BRIEF = Below are the records; collect from them each line containing the string "определении".

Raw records
....

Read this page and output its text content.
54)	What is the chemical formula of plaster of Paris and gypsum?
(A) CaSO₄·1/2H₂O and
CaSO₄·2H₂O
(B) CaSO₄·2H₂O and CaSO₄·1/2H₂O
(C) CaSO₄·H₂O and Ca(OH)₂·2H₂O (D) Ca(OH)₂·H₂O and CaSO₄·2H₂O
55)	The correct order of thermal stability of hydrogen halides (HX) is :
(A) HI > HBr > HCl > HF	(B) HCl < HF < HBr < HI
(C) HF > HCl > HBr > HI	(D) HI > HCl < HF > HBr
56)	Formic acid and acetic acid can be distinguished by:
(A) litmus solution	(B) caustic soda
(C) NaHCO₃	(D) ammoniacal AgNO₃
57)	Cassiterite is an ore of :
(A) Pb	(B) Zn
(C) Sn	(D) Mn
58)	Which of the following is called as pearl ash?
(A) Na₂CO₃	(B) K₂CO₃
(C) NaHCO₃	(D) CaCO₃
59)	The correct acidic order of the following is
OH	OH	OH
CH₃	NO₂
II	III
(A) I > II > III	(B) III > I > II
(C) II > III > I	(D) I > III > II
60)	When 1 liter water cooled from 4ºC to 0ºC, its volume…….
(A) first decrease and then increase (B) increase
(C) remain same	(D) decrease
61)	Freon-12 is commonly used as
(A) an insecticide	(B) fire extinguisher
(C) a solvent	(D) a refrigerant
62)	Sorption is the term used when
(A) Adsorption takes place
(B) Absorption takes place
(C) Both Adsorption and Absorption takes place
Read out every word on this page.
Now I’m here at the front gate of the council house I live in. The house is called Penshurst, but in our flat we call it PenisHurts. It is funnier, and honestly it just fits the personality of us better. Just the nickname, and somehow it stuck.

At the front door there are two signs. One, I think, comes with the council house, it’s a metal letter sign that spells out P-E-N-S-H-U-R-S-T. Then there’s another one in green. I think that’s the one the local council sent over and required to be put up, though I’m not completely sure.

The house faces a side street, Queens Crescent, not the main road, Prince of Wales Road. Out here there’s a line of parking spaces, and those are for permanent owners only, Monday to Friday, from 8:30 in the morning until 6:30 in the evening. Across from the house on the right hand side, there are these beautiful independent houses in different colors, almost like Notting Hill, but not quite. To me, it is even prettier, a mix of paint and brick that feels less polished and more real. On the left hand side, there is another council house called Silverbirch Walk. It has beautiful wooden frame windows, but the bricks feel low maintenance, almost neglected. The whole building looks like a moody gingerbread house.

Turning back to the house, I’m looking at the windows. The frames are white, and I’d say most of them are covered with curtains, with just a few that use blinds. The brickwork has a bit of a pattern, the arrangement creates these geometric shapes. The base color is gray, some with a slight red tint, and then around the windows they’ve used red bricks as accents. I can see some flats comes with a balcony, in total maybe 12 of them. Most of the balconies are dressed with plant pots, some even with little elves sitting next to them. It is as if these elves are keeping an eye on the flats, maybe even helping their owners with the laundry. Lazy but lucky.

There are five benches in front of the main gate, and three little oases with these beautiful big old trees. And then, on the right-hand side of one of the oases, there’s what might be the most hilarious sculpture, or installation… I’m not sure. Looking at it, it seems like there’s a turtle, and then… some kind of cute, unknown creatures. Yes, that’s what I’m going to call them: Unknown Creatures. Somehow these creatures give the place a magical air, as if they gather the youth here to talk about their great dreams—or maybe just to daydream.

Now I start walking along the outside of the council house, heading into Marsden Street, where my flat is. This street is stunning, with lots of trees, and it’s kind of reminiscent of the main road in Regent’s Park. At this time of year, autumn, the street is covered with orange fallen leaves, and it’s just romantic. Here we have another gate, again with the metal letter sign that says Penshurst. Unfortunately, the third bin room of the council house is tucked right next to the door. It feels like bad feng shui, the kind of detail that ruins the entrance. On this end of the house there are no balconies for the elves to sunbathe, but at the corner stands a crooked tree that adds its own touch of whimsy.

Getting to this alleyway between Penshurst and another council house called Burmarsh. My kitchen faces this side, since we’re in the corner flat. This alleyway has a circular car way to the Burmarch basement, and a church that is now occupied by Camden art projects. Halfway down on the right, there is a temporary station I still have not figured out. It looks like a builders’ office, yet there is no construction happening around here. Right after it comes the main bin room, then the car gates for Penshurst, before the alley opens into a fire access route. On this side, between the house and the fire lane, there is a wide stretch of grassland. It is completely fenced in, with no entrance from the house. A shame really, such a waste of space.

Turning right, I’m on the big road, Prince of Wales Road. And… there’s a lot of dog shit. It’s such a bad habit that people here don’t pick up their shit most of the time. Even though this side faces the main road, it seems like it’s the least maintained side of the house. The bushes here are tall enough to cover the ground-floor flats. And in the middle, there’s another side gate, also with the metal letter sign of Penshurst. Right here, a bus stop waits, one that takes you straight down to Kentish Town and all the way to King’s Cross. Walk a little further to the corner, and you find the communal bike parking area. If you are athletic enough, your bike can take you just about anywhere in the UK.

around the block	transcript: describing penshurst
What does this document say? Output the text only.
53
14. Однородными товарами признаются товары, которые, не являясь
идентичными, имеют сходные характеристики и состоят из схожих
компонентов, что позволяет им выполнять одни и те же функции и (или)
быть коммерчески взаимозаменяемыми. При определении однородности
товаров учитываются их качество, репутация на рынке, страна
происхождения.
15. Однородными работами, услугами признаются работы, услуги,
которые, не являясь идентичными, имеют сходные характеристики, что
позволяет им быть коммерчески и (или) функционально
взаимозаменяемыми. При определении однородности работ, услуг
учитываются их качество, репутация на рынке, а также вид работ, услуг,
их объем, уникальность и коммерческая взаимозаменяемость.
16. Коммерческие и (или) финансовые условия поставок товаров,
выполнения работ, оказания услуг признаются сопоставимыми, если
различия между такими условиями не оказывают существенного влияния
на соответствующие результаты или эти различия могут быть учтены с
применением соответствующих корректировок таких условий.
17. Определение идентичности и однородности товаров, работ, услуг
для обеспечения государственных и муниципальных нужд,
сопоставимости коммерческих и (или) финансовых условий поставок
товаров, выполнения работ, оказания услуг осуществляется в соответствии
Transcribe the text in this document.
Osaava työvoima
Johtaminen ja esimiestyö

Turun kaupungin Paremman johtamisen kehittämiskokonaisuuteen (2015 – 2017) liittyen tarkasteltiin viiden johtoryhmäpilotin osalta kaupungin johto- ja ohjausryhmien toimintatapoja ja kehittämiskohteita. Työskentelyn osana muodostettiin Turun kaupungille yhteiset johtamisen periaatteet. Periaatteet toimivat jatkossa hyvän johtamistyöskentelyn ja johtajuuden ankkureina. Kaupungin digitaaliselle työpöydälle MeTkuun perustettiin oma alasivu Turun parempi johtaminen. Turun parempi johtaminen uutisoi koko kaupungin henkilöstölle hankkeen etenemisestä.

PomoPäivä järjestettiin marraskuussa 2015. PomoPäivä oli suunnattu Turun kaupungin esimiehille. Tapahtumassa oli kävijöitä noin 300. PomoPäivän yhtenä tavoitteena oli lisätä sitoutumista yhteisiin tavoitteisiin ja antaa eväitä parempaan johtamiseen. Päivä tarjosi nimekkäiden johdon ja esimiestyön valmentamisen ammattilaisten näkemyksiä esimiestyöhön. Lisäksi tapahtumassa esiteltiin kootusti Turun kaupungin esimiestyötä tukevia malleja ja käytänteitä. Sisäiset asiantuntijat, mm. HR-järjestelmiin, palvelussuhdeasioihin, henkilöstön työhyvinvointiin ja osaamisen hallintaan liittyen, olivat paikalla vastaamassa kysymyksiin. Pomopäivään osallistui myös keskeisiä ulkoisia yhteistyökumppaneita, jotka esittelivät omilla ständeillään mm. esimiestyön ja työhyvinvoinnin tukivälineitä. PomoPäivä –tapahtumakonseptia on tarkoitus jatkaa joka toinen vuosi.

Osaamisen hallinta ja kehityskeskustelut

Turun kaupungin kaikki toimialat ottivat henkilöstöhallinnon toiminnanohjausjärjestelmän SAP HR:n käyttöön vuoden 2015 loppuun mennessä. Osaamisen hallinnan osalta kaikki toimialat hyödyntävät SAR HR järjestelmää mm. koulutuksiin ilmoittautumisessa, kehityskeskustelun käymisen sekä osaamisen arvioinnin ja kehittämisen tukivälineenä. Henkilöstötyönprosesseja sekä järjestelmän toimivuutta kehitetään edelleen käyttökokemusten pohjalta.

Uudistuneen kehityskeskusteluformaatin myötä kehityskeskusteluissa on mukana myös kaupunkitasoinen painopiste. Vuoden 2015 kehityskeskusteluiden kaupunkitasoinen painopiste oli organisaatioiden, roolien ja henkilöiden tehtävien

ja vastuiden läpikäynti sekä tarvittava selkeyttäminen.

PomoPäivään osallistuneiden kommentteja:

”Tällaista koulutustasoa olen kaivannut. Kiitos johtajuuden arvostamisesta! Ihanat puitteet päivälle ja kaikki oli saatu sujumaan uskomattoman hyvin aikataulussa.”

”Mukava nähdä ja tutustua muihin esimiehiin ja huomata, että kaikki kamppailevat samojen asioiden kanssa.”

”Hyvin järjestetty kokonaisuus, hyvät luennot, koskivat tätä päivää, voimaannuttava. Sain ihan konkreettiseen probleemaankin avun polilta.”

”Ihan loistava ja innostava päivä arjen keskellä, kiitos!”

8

....

RESPONSE BELOW =
быть коммерчески взаимозаменяемыми. При определении однородности
взаимозаменяемыми. При определении однородности работ, услуг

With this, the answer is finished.